* Start *
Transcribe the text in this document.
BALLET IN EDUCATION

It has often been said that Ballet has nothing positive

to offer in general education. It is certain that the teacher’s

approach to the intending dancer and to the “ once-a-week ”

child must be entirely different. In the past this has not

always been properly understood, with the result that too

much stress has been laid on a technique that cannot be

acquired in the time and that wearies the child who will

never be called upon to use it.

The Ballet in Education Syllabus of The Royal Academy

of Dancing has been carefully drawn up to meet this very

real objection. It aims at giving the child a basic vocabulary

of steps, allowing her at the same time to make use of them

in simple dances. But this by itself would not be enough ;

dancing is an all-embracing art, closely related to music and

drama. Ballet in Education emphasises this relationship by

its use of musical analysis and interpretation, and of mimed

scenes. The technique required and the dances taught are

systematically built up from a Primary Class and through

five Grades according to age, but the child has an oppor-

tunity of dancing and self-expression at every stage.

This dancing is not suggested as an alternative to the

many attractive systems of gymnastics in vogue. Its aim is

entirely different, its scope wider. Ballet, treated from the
* End *
* Start *
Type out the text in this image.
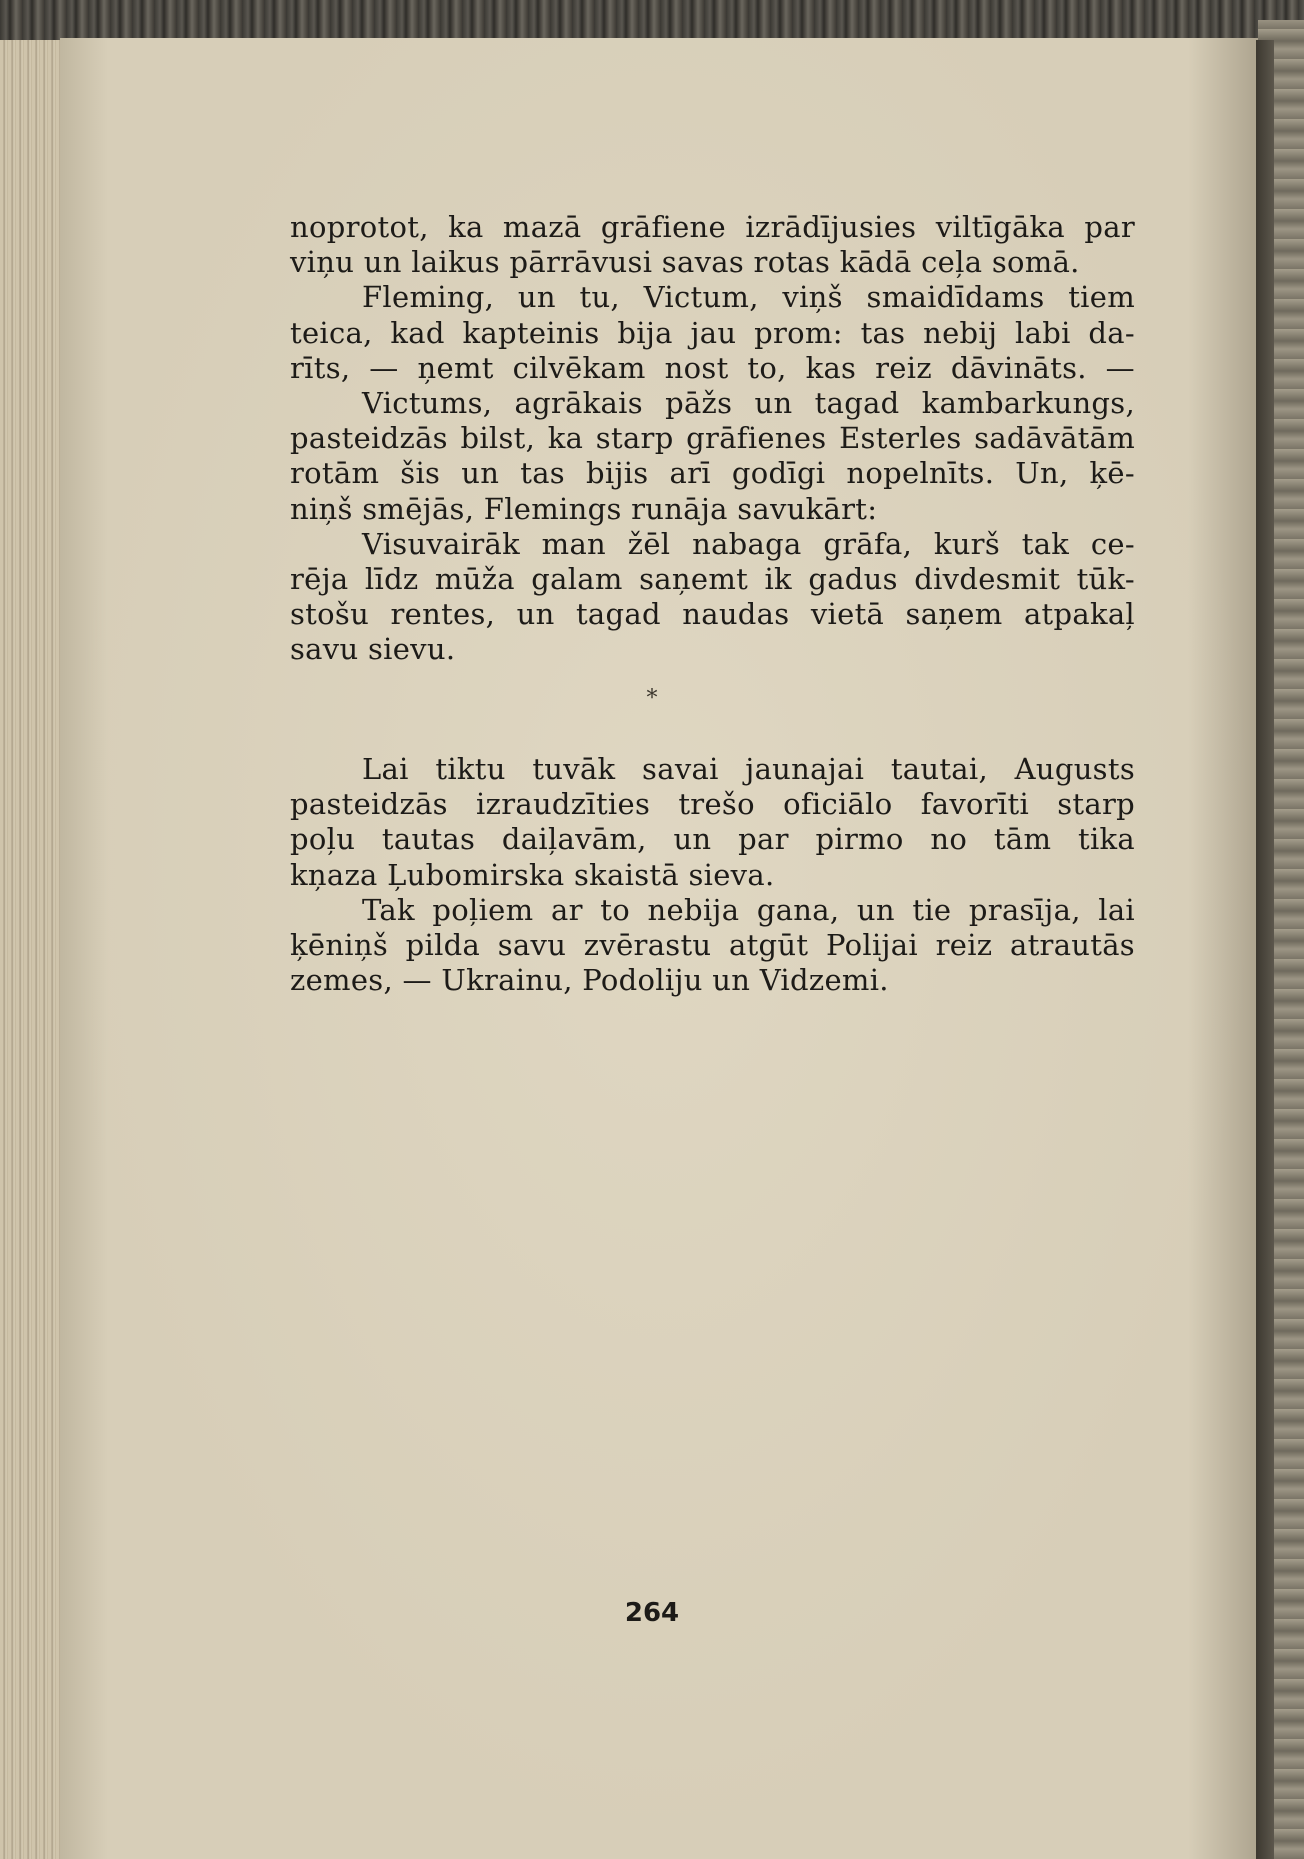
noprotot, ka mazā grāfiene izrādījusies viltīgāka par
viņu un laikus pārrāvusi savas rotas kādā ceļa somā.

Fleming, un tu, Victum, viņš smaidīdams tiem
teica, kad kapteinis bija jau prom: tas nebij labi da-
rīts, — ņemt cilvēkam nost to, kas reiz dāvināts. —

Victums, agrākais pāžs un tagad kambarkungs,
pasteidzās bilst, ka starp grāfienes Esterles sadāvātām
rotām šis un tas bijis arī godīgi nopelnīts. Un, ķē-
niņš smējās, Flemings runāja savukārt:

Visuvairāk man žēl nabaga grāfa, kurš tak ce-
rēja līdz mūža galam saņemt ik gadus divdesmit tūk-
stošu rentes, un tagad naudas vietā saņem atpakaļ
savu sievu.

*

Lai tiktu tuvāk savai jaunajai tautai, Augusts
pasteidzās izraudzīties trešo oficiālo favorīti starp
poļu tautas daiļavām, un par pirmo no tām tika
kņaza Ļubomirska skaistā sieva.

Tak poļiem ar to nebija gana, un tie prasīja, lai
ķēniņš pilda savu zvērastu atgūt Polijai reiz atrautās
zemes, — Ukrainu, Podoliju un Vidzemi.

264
* End *
• AIM OF THE TASK: Find every line that has "dances" in it, then return those lines.

• SOLUTION BELOW:
in simple dances. But this by itself would not be enough ;
scenes. The technique required and the dances taught are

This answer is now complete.